(Page text dataset records)
[Start of Attachment]

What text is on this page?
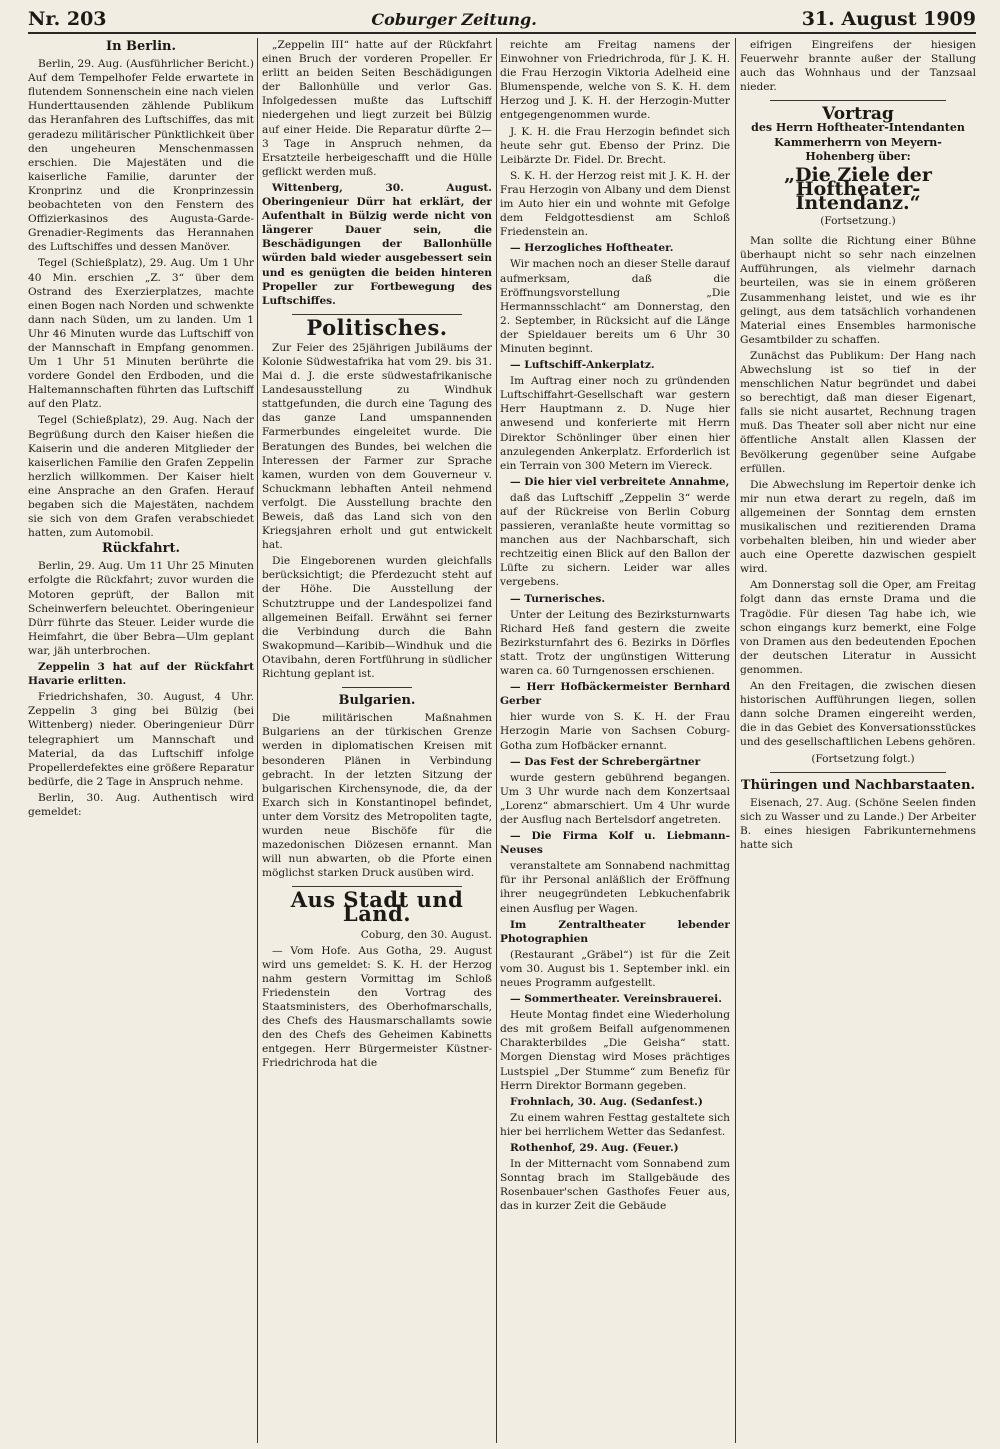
Nr. 203	Coburger Zeitung.	31. August 1909
In Berlin.

Berlin, 29. Aug. (Ausführlicher Bericht.) Auf dem Tempelhofer Felde erwartete in flutendem Sonnenschein eine nach vielen Hunderttausenden zählende Publikum das Heranfahren des Luftschiffes, das mit geradezu militärischer Pünktlichkeit über den ungeheuren Menschenmassen erschien. Die Majestäten und die kaiserliche Familie, darunter der Kronprinz und die Kronprinzessin beobachteten von den Fenstern des Offizierkasinos des Augusta-Garde-Grenadier-Regiments das Herannahen des Luftschiffes und dessen Manöver.

Tegel (Schießplatz), 29. Aug. Um 1 Uhr 40 Min. erschien „Z. 3“ über dem Ostrand des Exerzierplatzes, machte einen Bogen nach Norden und schwenkte dann nach Süden, um zu landen. Um 1 Uhr 46 Minuten wurde das Luftschiff von der Mannschaft in Empfang genommen. Um 1 Uhr 51 Minuten berührte die vordere Gondel den Erdboden, und die Haltemannschaften führten das Luftschiff auf den Platz.

Tegel (Schießplatz), 29. Aug. Nach der Begrüßung durch den Kaiser hießen die Kaiserin und die anderen Mitglieder der kaiserlichen Familie den Grafen Zeppelin herzlich willkommen. Der Kaiser hielt eine Ansprache an den Grafen. Herauf begaben sich die Majestäten, nachdem sie sich von dem Grafen verabschiedet hatten, zum Automobil.

Rückfahrt.

Berlin, 29. Aug. Um 11 Uhr 25 Minuten erfolgte die Rückfahrt; zuvor wurden die Motoren geprüft, der Ballon mit Scheinwerfern beleuchtet. Oberingenieur Dürr führte das Steuer. Leider wurde die Heimfahrt, die über Bebra—Ulm geplant war, jäh unterbrochen.

Zeppelin 3 hat auf der Rückfahrt Havarie erlitten.

Friedrichshafen, 30. August, 4 Uhr. Zeppelin 3 ging bei Bülzig (bei Wittenberg) nieder. Oberingenieur Dürr telegraphiert um Mannschaft und Material, da das Luftschiff infolge Propellerdefektes eine größere Reparatur bedürfe, die 2 Tage in Anspruch nehme.

Berlin, 30. Aug. Authentisch wird gemeldet:

„Zeppelin III“ hatte auf der Rückfahrt einen Bruch der vorderen Propeller. Er erlitt an beiden Seiten Beschädigungen der Ballonhülle und verlor Gas. Infolgedessen mußte das Luftschiff niedergehen und liegt zurzeit bei Bülzig auf einer Heide. Die Reparatur dürfte 2—3 Tage in Anspruch nehmen, da Ersatzteile herbeigeschafft und die Hülle geflickt werden muß.

Wittenberg, 30. August. Oberingenieur Dürr hat erklärt, der Aufenthalt in Bülzig werde nicht von längerer Dauer sein, die Beschädigungen der Ballonhülle würden bald wieder ausgebessert sein und es genügten die beiden hinteren Propeller zur Fortbewegung des Luftschiffes.

Politisches.

Zur Feier des 25jährigen Jubiläums der Kolonie Südwestafrika hat vom 29. bis 31. Mai d. J. die erste südwestafrikanische Landesausstellung zu Windhuk stattgefunden, die durch eine Tagung des das ganze Land umspannenden Farmerbundes eingeleitet wurde. Die Beratungen des Bundes, bei welchen die Interessen der Farmer zur Sprache kamen, wurden von dem Gouverneur v. Schuckmann lebhaften Anteil nehmend verfolgt. Die Ausstellung brachte den Beweis, daß das Land sich von den Kriegsjahren erholt und gut entwickelt hat.

Die Eingeborenen wurden gleichfalls berücksichtigt; die Pferdezucht steht auf der Höhe. Die Ausstellung der Schutztruppe und der Landespolizei fand allgemeinen Beifall. Erwähnt sei ferner die Verbindung durch die Bahn Swakopmund—Karibib—Windhuk und die Otavibahn, deren Fortführung in südlicher Richtung geplant ist.

Bulgarien.

Die militärischen Maßnahmen Bulgariens an der türkischen Grenze werden in diplomatischen Kreisen mit besonderen Plänen in Verbindung gebracht. In der letzten Sitzung der bulgarischen Kirchensynode, die, da der Exarch sich in Konstantinopel befindet, unter dem Vorsitz des Metropoliten tagte, wurden neue Bischöfe für die mazedonischen Diözesen ernannt. Man will nun abwarten, ob die Pforte einen möglichst starken Druck ausüben wird.

Aus Stadt und Land.

Coburg, den 30. August.

— Vom Hofe. Aus Gotha, 29. August wird uns gemeldet: S. K. H. der Herzog nahm gestern Vormittag im Schloß Friedenstein den Vortrag des Staatsministers, des Oberhofmarschalls, des Chefs des Hausmarschallamts sowie den des Chefs des Geheimen Kabinetts entgegen. Herr Bürgermeister Küstner-Friedrichroda hat die

reichte am Freitag namens der Einwohner von Friedrichroda, für J. K. H. die Frau Herzogin Viktoria Adelheid eine Blumenspende, welche von S. K. H. dem Herzog und J. K. H. der Herzogin-Mutter entgegengenommen wurde.

J. K. H. die Frau Herzogin befindet sich heute sehr gut. Ebenso der Prinz. Die Leibärzte Dr. Fidel. Dr. Brecht.

S. K. H. der Herzog reist mit J. K. H. der Frau Herzogin von Albany und dem Dienst im Auto hier ein und wohnte mit Gefolge dem Feldgottesdienst am Schloß Friedenstein an.

— Herzogliches Hoftheater.

Wir machen noch an dieser Stelle darauf aufmerksam, daß die Eröffnungsvorstellung „Die Hermannsschlacht“ am Donnerstag, den 2. September, in Rücksicht auf die Länge der Spieldauer bereits um 6 Uhr 30 Minuten beginnt.

— Luftschiff-Ankerplatz.

Im Auftrag einer noch zu gründenden Luftschiffahrt-Gesellschaft war gestern Herr Hauptmann z. D. Nuge hier anwesend und konferierte mit Herrn Direktor Schönlinger über einen hier anzulegenden Ankerplatz. Erforderlich ist ein Terrain von 300 Metern im Viereck.

— Die hier viel verbreitete Annahme,

daß das Luftschiff „Zeppelin 3“ werde auf der Rückreise von Berlin Coburg passieren, veranlaßte heute vormittag so manchen aus der Nachbarschaft, sich rechtzeitig einen Blick auf den Ballon der Lüfte zu sichern. Leider war alles vergebens.

— Turnerisches.

Unter der Leitung des Bezirksturnwarts Richard Heß fand gestern die zweite Bezirksturnfahrt des 6. Bezirks in Dörfles statt. Trotz der ungünstigen Witterung waren ca. 60 Turngenossen erschienen.

— Herr Hofbäckermeister Bernhard Gerber

hier wurde von S. K. H. der Frau Herzogin Marie von Sachsen Coburg-Gotha zum Hofbäcker ernannt.

— Das Fest der Schrebergärtner

wurde gestern gebührend begangen. Um 3 Uhr wurde nach dem Konzertsaal „Lorenz“ abmarschiert. Um 4 Uhr wurde der Ausflug nach Bertelsdorf angetreten.

— Die Firma Kolf u. Liebmann-Neuses

veranstaltete am Sonnabend nachmittag für ihr Personal anläßlich der Eröffnung ihrer neugegründeten Lebkuchenfabrik einen Ausflug per Wagen.

Im Zentraltheater lebender Photographien

(Restaurant „Gräbel“) ist für die Zeit vom 30. August bis 1. September inkl. ein neues Programm aufgestellt.

— Sommertheater. Vereinsbrauerei.

Heute Montag findet eine Wiederholung des mit großem Beifall aufgenommenen Charakterbildes „Die Geisha“ statt. Morgen Dienstag wird Moses prächtiges Lustspiel „Der Stumme“ zum Benefiz für Herrn Direktor Bormann gegeben.

Frohnlach, 30. Aug. (Sedanfest.)

Zu einem wahren Festtag gestaltete sich hier bei herrlichem Wetter das Sedanfest.

Rothenhof, 29. Aug. (Feuer.)

In der Mitternacht vom Sonnabend zum Sonntag brach im Stallgebäude des Rosenbauer'schen Gasthofes Feuer aus, das in kurzer Zeit die Gebäude

eifrigen Eingreifens der hiesigen Feuerwehr brannte außer der Stallung auch das Wohnhaus und der Tanzsaal nieder.

Vortrag
des Herrn Hoftheater-Intendanten Kammerherrn von Meyern-Hohenberg über:
„Die Ziele der Hoftheater-Intendanz.“
(Fortsetzung.)

Man sollte die Richtung einer Bühne überhaupt nicht so sehr nach einzelnen Aufführungen, als vielmehr darnach beurteilen, was sie in einem größeren Zusammenhang leistet, und wie es ihr gelingt, aus dem tatsächlich vorhandenen Material eines Ensembles harmonische Gesamtbilder zu schaffen.

Zunächst das Publikum: Der Hang nach Abwechslung ist so tief in der menschlichen Natur begründet und dabei so berechtigt, daß man dieser Eigenart, falls sie nicht ausartet, Rechnung tragen muß. Das Theater soll aber nicht nur eine öffentliche Anstalt allen Klassen der Bevölkerung gegenüber seine Aufgabe erfüllen.

Die Abwechslung im Repertoir denke ich mir nun etwa derart zu regeln, daß im allgemeinen der Sonntag dem ernsten musikalischen und rezitierenden Drama vorbehalten bleiben, hin und wieder aber auch eine Operette dazwischen gespielt wird.

Am Donnerstag soll die Oper, am Freitag folgt dann das ernste Drama und die Tragödie. Für diesen Tag habe ich, wie schon eingangs kurz bemerkt, eine Folge von Dramen aus den bedeutenden Epochen der deutschen Literatur in Aussicht genommen.

An den Freitagen, die zwischen diesen historischen Aufführungen liegen, sollen dann solche Dramen eingereiht werden, die in das Gebiet des Konversationsstückes und des gesellschaftlichen Lebens gehören.

(Fortsetzung folgt.)

Thüringen und Nachbarstaaten.

Eisenach, 27. Aug. (Schöne Seelen finden sich zu Wasser und zu Lande.) Der Arbeiter B. eines hiesigen Fabrikunternehmens hatte sich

[End of Attachment]

Work item:
Using the records above, find the number of lines that contain the string "Friedrichroda", and give that number without further comment.

The completed task:
2